▶ **Goal**
Determine the number of lines that have the string "magnetic" in them, and give only that number.

▶ **Records**
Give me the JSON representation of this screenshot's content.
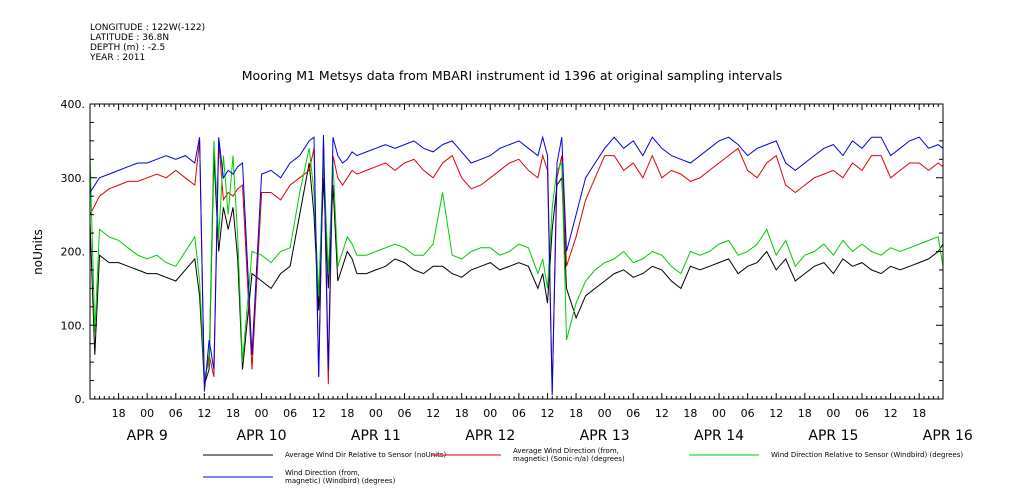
{
  "header": {
    "longitude": "LONGITUDE : 122W(-122)",
    "latitude": "LATITUDE : 36.8N",
    "depth": "DEPTH (m) : -2.5",
    "year": "YEAR : 2011"
  },
  "chart_data": {
    "type": "line",
    "title": "Mooring M1 Metsys data from MBARI instrument id 1396 at original sampling intervals",
    "ylabel": "noUnits",
    "xlabel": "",
    "ylim": [
      0,
      400
    ],
    "y_ticks": [
      "0.",
      "100.",
      "200.",
      "300.",
      "400."
    ],
    "xlim_hours": [
      12,
      191
    ],
    "hour_tick_labels": [
      {
        "h": 18,
        "label": "18"
      },
      {
        "h": 24,
        "label": "00"
      },
      {
        "h": 30,
        "label": "06"
      },
      {
        "h": 36,
        "label": "12"
      },
      {
        "h": 42,
        "label": "18"
      },
      {
        "h": 48,
        "label": "00"
      },
      {
        "h": 54,
        "label": "06"
      },
      {
        "h": 60,
        "label": "12"
      },
      {
        "h": 66,
        "label": "18"
      },
      {
        "h": 72,
        "label": "00"
      },
      {
        "h": 78,
        "label": "06"
      },
      {
        "h": 84,
        "label": "12"
      },
      {
        "h": 90,
        "label": "18"
      },
      {
        "h": 96,
        "label": "00"
      },
      {
        "h": 102,
        "label": "06"
      },
      {
        "h": 108,
        "label": "12"
      },
      {
        "h": 114,
        "label": "18"
      },
      {
        "h": 120,
        "label": "00"
      },
      {
        "h": 126,
        "label": "06"
      },
      {
        "h": 132,
        "label": "12"
      },
      {
        "h": 138,
        "label": "18"
      },
      {
        "h": 144,
        "label": "00"
      },
      {
        "h": 150,
        "label": "06"
      },
      {
        "h": 156,
        "label": "12"
      },
      {
        "h": 162,
        "label": "18"
      },
      {
        "h": 168,
        "label": "00"
      },
      {
        "h": 174,
        "label": "06"
      },
      {
        "h": 180,
        "label": "12"
      },
      {
        "h": 186,
        "label": "18"
      }
    ],
    "day_labels": [
      {
        "h": 24,
        "label": "APR  9"
      },
      {
        "h": 48,
        "label": "APR 10"
      },
      {
        "h": 72,
        "label": "APR 11"
      },
      {
        "h": 96,
        "label": "APR 12"
      },
      {
        "h": 120,
        "label": "APR 13"
      },
      {
        "h": 144,
        "label": "APR 14"
      },
      {
        "h": 168,
        "label": "APR 15"
      },
      {
        "h": 192,
        "label": "APR 16"
      }
    ],
    "series": [
      {
        "name": "Average Wind Dir Relative to Sensor (noUnits)",
        "color": "#000000",
        "x": [
          12,
          13,
          14,
          16,
          18,
          20,
          22,
          24,
          26,
          28,
          30,
          32,
          34,
          35,
          36,
          37,
          38,
          39,
          40,
          41,
          42,
          43,
          44,
          46,
          48,
          50,
          52,
          54,
          56,
          58,
          59,
          60,
          61,
          62,
          63,
          64,
          65,
          66,
          67,
          68,
          70,
          72,
          74,
          76,
          78,
          80,
          82,
          84,
          86,
          88,
          90,
          92,
          94,
          96,
          98,
          100,
          102,
          104,
          106,
          107,
          108,
          109,
          110,
          111,
          112,
          114,
          116,
          118,
          120,
          122,
          124,
          126,
          128,
          130,
          132,
          134,
          136,
          138,
          140,
          142,
          144,
          146,
          148,
          150,
          152,
          154,
          156,
          158,
          160,
          162,
          164,
          166,
          168,
          170,
          172,
          174,
          176,
          178,
          180,
          182,
          184,
          186,
          188,
          190,
          191
        ],
        "y": [
          240,
          60,
          195,
          185,
          185,
          180,
          175,
          170,
          170,
          165,
          160,
          175,
          190,
          140,
          20,
          40,
          330,
          200,
          260,
          230,
          260,
          190,
          40,
          170,
          160,
          150,
          170,
          180,
          250,
          320,
          250,
          120,
          300,
          150,
          290,
          160,
          180,
          200,
          190,
          170,
          170,
          175,
          180,
          190,
          185,
          175,
          170,
          180,
          180,
          170,
          165,
          175,
          180,
          185,
          175,
          180,
          185,
          180,
          150,
          170,
          130,
          230,
          290,
          300,
          150,
          110,
          140,
          150,
          160,
          170,
          175,
          165,
          170,
          180,
          175,
          160,
          150,
          180,
          175,
          180,
          185,
          190,
          170,
          180,
          185,
          200,
          175,
          190,
          160,
          170,
          180,
          185,
          170,
          190,
          180,
          185,
          175,
          170,
          180,
          175,
          180,
          185,
          190,
          200,
          210
        ]
      },
      {
        "name": "Average Wind Direction (from, magnetic) (Sonic-n/a) (degrees)",
        "color": "#e00000",
        "x": [
          12,
          14,
          16,
          18,
          20,
          22,
          24,
          26,
          28,
          30,
          32,
          34,
          35,
          36,
          37,
          38,
          39,
          40,
          41,
          42,
          43,
          44,
          46,
          48,
          50,
          52,
          54,
          56,
          58,
          59,
          60,
          61,
          62,
          63,
          64,
          65,
          66,
          67,
          68,
          70,
          72,
          74,
          76,
          78,
          80,
          82,
          84,
          86,
          88,
          90,
          92,
          94,
          96,
          98,
          100,
          102,
          104,
          106,
          107,
          108,
          109,
          110,
          111,
          112,
          114,
          116,
          118,
          120,
          122,
          124,
          126,
          128,
          130,
          132,
          134,
          136,
          138,
          140,
          142,
          144,
          146,
          148,
          150,
          152,
          154,
          156,
          158,
          160,
          162,
          164,
          166,
          168,
          170,
          172,
          174,
          176,
          178,
          180,
          182,
          184,
          186,
          188,
          190,
          191
        ],
        "y": [
          250,
          275,
          285,
          290,
          295,
          295,
          300,
          305,
          300,
          310,
          300,
          290,
          350,
          20,
          60,
          30,
          350,
          270,
          280,
          275,
          285,
          290,
          40,
          280,
          280,
          270,
          290,
          300,
          310,
          340,
          30,
          350,
          20,
          330,
          300,
          290,
          300,
          310,
          305,
          310,
          315,
          320,
          310,
          320,
          325,
          310,
          300,
          320,
          330,
          300,
          285,
          290,
          300,
          310,
          320,
          325,
          310,
          300,
          330,
          310,
          10,
          300,
          330,
          180,
          220,
          270,
          300,
          330,
          330,
          310,
          320,
          300,
          330,
          300,
          310,
          305,
          295,
          300,
          310,
          320,
          330,
          340,
          310,
          300,
          320,
          330,
          290,
          280,
          290,
          300,
          305,
          310,
          300,
          320,
          310,
          330,
          330,
          300,
          310,
          320,
          320,
          310,
          320,
          315
        ]
      },
      {
        "name": "Wind Direction Relative to Sensor (Windbird) (degrees)",
        "color": "#00cc00",
        "x": [
          12,
          13,
          14,
          16,
          18,
          20,
          22,
          24,
          26,
          28,
          30,
          32,
          34,
          35,
          36,
          37,
          38,
          39,
          40,
          41,
          42,
          43,
          44,
          46,
          48,
          50,
          52,
          54,
          56,
          58,
          59,
          60,
          61,
          62,
          63,
          64,
          65,
          66,
          67,
          68,
          70,
          72,
          74,
          76,
          78,
          80,
          82,
          84,
          86,
          88,
          90,
          92,
          94,
          96,
          98,
          100,
          102,
          104,
          106,
          107,
          108,
          109,
          110,
          111,
          112,
          114,
          116,
          118,
          120,
          122,
          124,
          126,
          128,
          130,
          132,
          134,
          136,
          138,
          140,
          142,
          144,
          146,
          148,
          150,
          152,
          154,
          156,
          158,
          160,
          162,
          164,
          166,
          168,
          170,
          172,
          174,
          176,
          178,
          180,
          182,
          184,
          186,
          188,
          190,
          191
        ],
        "y": [
          330,
          90,
          230,
          220,
          215,
          205,
          195,
          190,
          195,
          185,
          180,
          200,
          220,
          160,
          30,
          50,
          350,
          220,
          330,
          250,
          330,
          220,
          50,
          200,
          195,
          185,
          200,
          205,
          280,
          340,
          280,
          140,
          330,
          170,
          320,
          180,
          200,
          220,
          210,
          195,
          195,
          200,
          205,
          210,
          205,
          195,
          195,
          210,
          280,
          195,
          190,
          200,
          205,
          205,
          195,
          200,
          210,
          205,
          170,
          190,
          150,
          260,
          310,
          320,
          80,
          130,
          160,
          175,
          185,
          190,
          200,
          185,
          190,
          200,
          195,
          180,
          170,
          200,
          195,
          200,
          210,
          215,
          195,
          200,
          210,
          230,
          195,
          215,
          180,
          195,
          200,
          210,
          195,
          215,
          200,
          210,
          200,
          195,
          205,
          200,
          205,
          210,
          215,
          220,
          180
        ]
      },
      {
        "name": "Wind Direction (from, magnetic) (Windbird) (degrees)",
        "color": "#0000e0",
        "x": [
          12,
          14,
          16,
          18,
          20,
          22,
          24,
          26,
          28,
          30,
          32,
          34,
          35,
          36,
          37,
          38,
          39,
          40,
          41,
          42,
          43,
          44,
          46,
          48,
          50,
          52,
          54,
          56,
          58,
          59,
          60,
          61,
          62,
          63,
          64,
          65,
          66,
          67,
          68,
          70,
          72,
          74,
          76,
          78,
          80,
          82,
          84,
          86,
          88,
          90,
          92,
          94,
          96,
          98,
          100,
          102,
          104,
          106,
          107,
          108,
          109,
          110,
          111,
          112,
          114,
          116,
          118,
          120,
          122,
          124,
          126,
          128,
          130,
          132,
          134,
          136,
          138,
          140,
          142,
          144,
          146,
          148,
          150,
          152,
          154,
          156,
          158,
          160,
          162,
          164,
          166,
          168,
          170,
          172,
          174,
          176,
          178,
          180,
          182,
          184,
          186,
          188,
          190,
          191
        ],
        "y": [
          280,
          300,
          305,
          310,
          315,
          320,
          320,
          325,
          330,
          325,
          330,
          320,
          355,
          10,
          80,
          40,
          355,
          300,
          310,
          305,
          315,
          320,
          60,
          305,
          310,
          300,
          320,
          330,
          350,
          355,
          30,
          358,
          40,
          355,
          330,
          320,
          325,
          335,
          330,
          335,
          340,
          345,
          340,
          345,
          350,
          340,
          335,
          345,
          350,
          335,
          320,
          325,
          330,
          340,
          345,
          350,
          340,
          330,
          355,
          330,
          5,
          320,
          355,
          200,
          250,
          300,
          320,
          340,
          355,
          340,
          350,
          330,
          355,
          340,
          330,
          325,
          320,
          330,
          340,
          350,
          355,
          345,
          330,
          340,
          345,
          350,
          320,
          310,
          320,
          330,
          340,
          345,
          330,
          350,
          340,
          355,
          355,
          330,
          340,
          350,
          355,
          340,
          345,
          340
        ]
      }
    ]
  }
}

▶ **Solution**
2